Data records
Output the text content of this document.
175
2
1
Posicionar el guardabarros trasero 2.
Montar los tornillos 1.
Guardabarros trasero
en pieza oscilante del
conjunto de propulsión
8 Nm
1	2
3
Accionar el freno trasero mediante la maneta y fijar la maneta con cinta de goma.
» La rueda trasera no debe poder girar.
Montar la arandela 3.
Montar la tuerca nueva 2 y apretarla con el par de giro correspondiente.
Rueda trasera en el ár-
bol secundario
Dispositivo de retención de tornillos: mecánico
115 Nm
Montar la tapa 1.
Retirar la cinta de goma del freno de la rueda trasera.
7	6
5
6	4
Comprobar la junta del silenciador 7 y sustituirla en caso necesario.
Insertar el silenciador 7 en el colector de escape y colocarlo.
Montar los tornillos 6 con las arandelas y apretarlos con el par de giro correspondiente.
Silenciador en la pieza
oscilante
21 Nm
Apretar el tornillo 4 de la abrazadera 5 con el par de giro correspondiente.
---
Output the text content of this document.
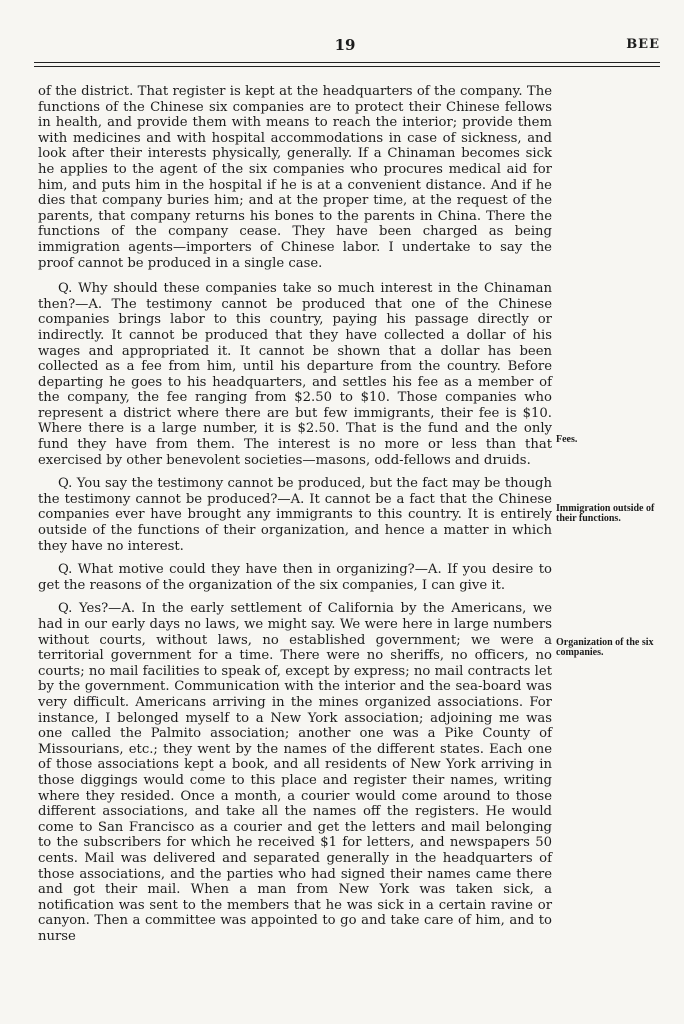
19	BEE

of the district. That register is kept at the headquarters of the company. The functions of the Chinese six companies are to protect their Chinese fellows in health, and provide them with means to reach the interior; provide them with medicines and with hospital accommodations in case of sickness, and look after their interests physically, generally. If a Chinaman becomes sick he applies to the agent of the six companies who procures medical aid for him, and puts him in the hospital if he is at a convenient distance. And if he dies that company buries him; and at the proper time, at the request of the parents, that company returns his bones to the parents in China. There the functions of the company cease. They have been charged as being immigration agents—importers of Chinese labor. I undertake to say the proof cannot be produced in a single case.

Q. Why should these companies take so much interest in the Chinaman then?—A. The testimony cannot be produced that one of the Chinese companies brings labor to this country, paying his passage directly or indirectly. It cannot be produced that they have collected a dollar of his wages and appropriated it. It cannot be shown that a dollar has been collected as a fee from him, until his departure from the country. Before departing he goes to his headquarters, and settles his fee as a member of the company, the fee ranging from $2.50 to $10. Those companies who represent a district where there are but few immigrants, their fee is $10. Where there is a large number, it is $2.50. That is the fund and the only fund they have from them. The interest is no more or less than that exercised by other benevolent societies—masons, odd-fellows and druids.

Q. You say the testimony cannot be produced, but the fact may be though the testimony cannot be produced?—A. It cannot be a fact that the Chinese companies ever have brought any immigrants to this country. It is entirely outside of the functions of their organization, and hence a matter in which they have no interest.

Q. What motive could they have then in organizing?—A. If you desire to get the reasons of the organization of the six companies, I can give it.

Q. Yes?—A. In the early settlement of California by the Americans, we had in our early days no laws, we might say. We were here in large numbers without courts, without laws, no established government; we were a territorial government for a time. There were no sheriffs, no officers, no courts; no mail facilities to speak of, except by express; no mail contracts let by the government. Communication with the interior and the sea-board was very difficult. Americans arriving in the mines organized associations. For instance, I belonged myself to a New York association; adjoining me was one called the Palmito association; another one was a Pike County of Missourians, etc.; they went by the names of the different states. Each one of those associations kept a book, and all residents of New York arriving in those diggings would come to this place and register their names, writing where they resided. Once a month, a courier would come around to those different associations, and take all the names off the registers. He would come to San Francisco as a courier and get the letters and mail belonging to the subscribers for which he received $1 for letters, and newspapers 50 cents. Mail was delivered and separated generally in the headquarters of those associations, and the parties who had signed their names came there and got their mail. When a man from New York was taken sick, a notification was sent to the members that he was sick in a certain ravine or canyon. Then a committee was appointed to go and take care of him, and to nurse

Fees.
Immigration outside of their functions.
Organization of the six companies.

■ EXERCISE INSTRUCTIONS ■
Gather up every line from the listing above in which the word "cinta" occurs.

■ FULL SOLUTION ■
Accionar el freno trasero mediante la maneta y fijar la maneta con cinta de goma.
Retirar la cinta de goma del freno de la rueda trasera.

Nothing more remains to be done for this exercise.